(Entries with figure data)

################

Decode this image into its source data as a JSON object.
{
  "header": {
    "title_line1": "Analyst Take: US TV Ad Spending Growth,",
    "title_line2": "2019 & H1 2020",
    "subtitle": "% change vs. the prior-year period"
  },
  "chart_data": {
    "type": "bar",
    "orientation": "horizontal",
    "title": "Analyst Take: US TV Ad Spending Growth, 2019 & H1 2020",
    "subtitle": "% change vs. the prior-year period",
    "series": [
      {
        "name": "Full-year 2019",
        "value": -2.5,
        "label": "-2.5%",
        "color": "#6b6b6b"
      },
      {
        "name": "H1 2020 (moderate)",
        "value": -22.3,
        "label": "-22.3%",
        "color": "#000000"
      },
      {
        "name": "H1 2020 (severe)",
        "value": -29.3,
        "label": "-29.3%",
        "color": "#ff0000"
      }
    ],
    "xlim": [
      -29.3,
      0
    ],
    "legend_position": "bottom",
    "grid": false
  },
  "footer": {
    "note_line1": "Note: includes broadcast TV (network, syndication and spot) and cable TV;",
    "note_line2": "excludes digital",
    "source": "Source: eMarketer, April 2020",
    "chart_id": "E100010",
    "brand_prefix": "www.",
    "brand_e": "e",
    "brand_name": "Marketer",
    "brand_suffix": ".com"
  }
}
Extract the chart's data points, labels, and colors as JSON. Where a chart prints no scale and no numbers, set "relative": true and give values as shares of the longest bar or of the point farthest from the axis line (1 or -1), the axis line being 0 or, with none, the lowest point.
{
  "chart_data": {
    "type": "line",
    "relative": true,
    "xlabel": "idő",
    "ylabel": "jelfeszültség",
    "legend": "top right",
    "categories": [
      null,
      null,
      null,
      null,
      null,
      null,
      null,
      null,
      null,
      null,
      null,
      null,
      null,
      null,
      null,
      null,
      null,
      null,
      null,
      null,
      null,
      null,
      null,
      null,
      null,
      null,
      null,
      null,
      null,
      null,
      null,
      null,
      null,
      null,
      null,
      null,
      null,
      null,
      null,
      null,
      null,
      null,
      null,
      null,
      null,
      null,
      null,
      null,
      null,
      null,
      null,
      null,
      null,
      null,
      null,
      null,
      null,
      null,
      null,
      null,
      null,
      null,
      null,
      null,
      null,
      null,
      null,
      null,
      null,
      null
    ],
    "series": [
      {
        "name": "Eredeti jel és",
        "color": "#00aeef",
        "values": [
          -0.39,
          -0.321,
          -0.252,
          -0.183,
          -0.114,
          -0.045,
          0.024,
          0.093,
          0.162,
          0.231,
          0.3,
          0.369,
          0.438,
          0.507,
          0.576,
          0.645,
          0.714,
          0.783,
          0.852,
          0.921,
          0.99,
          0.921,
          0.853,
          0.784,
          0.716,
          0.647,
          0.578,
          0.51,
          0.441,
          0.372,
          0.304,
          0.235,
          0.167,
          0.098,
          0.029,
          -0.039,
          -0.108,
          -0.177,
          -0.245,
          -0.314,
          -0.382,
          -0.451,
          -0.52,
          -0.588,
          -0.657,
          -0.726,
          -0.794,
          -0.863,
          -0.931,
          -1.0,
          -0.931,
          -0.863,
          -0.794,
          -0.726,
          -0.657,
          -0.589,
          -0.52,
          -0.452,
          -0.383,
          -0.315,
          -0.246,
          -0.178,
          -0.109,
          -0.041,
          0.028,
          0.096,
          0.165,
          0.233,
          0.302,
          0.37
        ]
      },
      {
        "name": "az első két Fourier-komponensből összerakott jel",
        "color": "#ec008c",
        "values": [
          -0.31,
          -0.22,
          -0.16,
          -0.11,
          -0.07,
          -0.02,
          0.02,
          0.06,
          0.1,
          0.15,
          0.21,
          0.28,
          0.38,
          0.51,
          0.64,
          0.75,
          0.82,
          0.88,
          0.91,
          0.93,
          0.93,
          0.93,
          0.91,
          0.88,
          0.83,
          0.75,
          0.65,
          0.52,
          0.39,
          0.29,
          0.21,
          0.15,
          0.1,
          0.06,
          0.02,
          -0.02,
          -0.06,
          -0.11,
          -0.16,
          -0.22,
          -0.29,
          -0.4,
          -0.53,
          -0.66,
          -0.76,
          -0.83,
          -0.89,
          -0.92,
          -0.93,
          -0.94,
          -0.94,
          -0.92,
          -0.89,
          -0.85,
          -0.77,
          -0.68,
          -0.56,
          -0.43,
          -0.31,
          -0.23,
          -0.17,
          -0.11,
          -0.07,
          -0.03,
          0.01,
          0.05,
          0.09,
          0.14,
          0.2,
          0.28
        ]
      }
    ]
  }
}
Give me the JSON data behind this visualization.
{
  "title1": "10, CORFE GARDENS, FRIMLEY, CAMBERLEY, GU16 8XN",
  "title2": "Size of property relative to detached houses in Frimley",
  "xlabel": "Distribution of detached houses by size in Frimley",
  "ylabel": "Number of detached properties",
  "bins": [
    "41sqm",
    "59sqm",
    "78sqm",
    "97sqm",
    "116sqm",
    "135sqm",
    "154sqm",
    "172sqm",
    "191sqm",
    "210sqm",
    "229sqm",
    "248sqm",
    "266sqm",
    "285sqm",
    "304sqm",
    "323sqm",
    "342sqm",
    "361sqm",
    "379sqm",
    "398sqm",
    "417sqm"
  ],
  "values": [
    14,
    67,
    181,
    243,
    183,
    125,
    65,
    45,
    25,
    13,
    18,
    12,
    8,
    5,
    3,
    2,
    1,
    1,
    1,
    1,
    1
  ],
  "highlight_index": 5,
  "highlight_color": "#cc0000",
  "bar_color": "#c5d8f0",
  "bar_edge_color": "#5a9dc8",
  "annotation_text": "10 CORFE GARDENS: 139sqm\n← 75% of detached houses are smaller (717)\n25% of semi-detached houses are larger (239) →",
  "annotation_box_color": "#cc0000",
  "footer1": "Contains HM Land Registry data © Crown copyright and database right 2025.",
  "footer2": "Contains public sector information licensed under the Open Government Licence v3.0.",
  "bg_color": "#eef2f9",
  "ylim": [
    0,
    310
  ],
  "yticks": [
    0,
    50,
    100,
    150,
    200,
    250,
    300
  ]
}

################

## Task
From the records above, extract every entry exactly as given.

## Result
Decode this image into its source data as a JSON object.
{
  "header": {
    "title_line1": "Analyst Take: US TV Ad Spending Growth,",
    "title_line2": "2019 & H1 2020",
    "subtitle": "% change vs. the prior-year period"
  },
  "chart_data": {
    "type": "bar",
    "orientation": "horizontal",
    "title": "Analyst Take: US TV Ad Spending Growth, 2019 & H1 2020",
    "subtitle": "% change vs. the prior-year period",
    "series": [
      {
        "name": "Full-year 2019",
        "value": -2.5,
        "label": "-2.5%",
        "color": "#6b6b6b"
      },
      {
        "name": "H1 2020 (moderate)",
        "value": -22.3,
        "label": "-22.3%",
        "color": "#000000"
      },
      {
        "name": "H1 2020 (severe)",
        "value": -29.3,
        "label": "-29.3%",
        "color": "#ff0000"
      }
    ],
    "xlim": [
      -29.3,
      0
    ],
    "legend_position": "bottom",
    "grid": false
  },
  "footer": {
    "note_line1": "Note: includes broadcast TV (network, syndication and spot) and cable TV;",
    "note_line2": "excludes digital",
    "source": "Source: eMarketer, April 2020",
    "chart_id": "E100010",
    "brand_prefix": "www.",
    "brand_e": "e",
    "brand_name": "Marketer",
    "brand_suffix": ".com"
  }
}
Extract the chart's data points, labels, and colors as JSON. Where a chart prints no scale and no numbers, set "relative": true and give values as shares of the longest bar or of the point farthest from the axis line (1 or -1), the axis line being 0 or, with none, the lowest point.
{
  "chart_data": {
    "type": "line",
    "relative": true,
    "xlabel": "idő",
    "ylabel": "jelfeszültség",
    "legend": "top right",
    "categories": [
      null,
      null,
      null,
      null,
      null,
      null,
      null,
      null,
      null,
      null,
      null,
      null,
      null,
      null,
      null,
      null,
      null,
      null,
      null,
      null,
      null,
      null,
      null,
      null,
      null,
      null,
      null,
      null,
      null,
      null,
      null,
      null,
      null,
      null,
      null,
      null,
      null,
      null,
      null,
      null,
      null,
      null,
      null,
      null,
      null,
      null,
      null,
      null,
      null,
      null,
      null,
      null,
      null,
      null,
      null,
      null,
      null,
      null,
      null,
      null,
      null,
      null,
      null,
      null,
      null,
      null,
      null,
      null,
      null,
      null
    ],
    "series": [
      {
        "name": "Eredeti jel és",
        "color": "#00aeef",
        "values": [
          -0.39,
          -0.321,
          -0.252,
          -0.183,
          -0.114,
          -0.045,
          0.024,
          0.093,
          0.162,
          0.231,
          0.3,
          0.369,
          0.438,
          0.507,
          0.576,
          0.645,
          0.714,
          0.783,
          0.852,
          0.921,
          0.99,
          0.921,
          0.853,
          0.784,
          0.716,
          0.647,
          0.578,
          0.51,
          0.441,
          0.372,
          0.304,
          0.235,
          0.167,
          0.098,
          0.029,
          -0.039,
          -0.108,
          -0.177,
          -0.245,
          -0.314,
          -0.382,
          -0.451,
          -0.52,
          -0.588,
          -0.657,
          -0.726,
          -0.794,
          -0.863,
          -0.931,
          -1.0,
          -0.931,
          -0.863,
          -0.794,
          -0.726,
          -0.657,
          -0.589,
          -0.52,
          -0.452,
          -0.383,
          -0.315,
          -0.246,
          -0.178,
          -0.109,
          -0.041,
          0.028,
          0.096,
          0.165,
          0.233,
          0.302,
          0.37
        ]
      },
      {
        "name": "az első két Fourier-komponensből összerakott jel",
        "color": "#ec008c",
        "values": [
          -0.31,
          -0.22,
          -0.16,
          -0.11,
          -0.07,
          -0.02,
          0.02,
          0.06,
          0.1,
          0.15,
          0.21,
          0.28,
          0.38,
          0.51,
          0.64,
          0.75,
          0.82,
          0.88,
          0.91,
          0.93,
          0.93,
          0.93,
          0.91,
          0.88,
          0.83,
          0.75,
          0.65,
          0.52,
          0.39,
          0.29,
          0.21,
          0.15,
          0.1,
          0.06,
          0.02,
          -0.02,
          -0.06,
          -0.11,
          -0.16,
          -0.22,
          -0.29,
          -0.4,
          -0.53,
          -0.66,
          -0.76,
          -0.83,
          -0.89,
          -0.92,
          -0.93,
          -0.94,
          -0.94,
          -0.92,
          -0.89,
          -0.85,
          -0.77,
          -0.68,
          -0.56,
          -0.43,
          -0.31,
          -0.23,
          -0.17,
          -0.11,
          -0.07,
          -0.03,
          0.01,
          0.05,
          0.09,
          0.14,
          0.2,
          0.28
        ]
      }
    ]
  }
}
Give me the JSON data behind this visualization.
{
  "title1": "10, CORFE GARDENS, FRIMLEY, CAMBERLEY, GU16 8XN",
  "title2": "Size of property relative to detached houses in Frimley",
  "xlabel": "Distribution of detached houses by size in Frimley",
  "ylabel": "Number of detached properties",
  "bins": [
    "41sqm",
    "59sqm",
    "78sqm",
    "97sqm",
    "116sqm",
    "135sqm",
    "154sqm",
    "172sqm",
    "191sqm",
    "210sqm",
    "229sqm",
    "248sqm",
    "266sqm",
    "285sqm",
    "304sqm",
    "323sqm",
    "342sqm",
    "361sqm",
    "379sqm",
    "398sqm",
    "417sqm"
  ],
  "values": [
    14,
    67,
    181,
    243,
    183,
    125,
    65,
    45,
    25,
    13,
    18,
    12,
    8,
    5,
    3,
    2,
    1,
    1,
    1,
    1,
    1
  ],
  "highlight_index": 5,
  "highlight_color": "#cc0000",
  "bar_color": "#c5d8f0",
  "bar_edge_color": "#5a9dc8",
  "annotation_text": "10 CORFE GARDENS: 139sqm\n← 75% of detached houses are smaller (717)\n25% of semi-detached houses are larger (239) →",
  "annotation_box_color": "#cc0000",
  "footer1": "Contains HM Land Registry data © Crown copyright and database right 2025.",
  "footer2": "Contains public sector information licensed under the Open Government Licence v3.0.",
  "bg_color": "#eef2f9",
  "ylim": [
    0,
    310
  ],
  "yticks": [
    0,
    50,
    100,
    150,
    200,
    250,
    300
  ]
}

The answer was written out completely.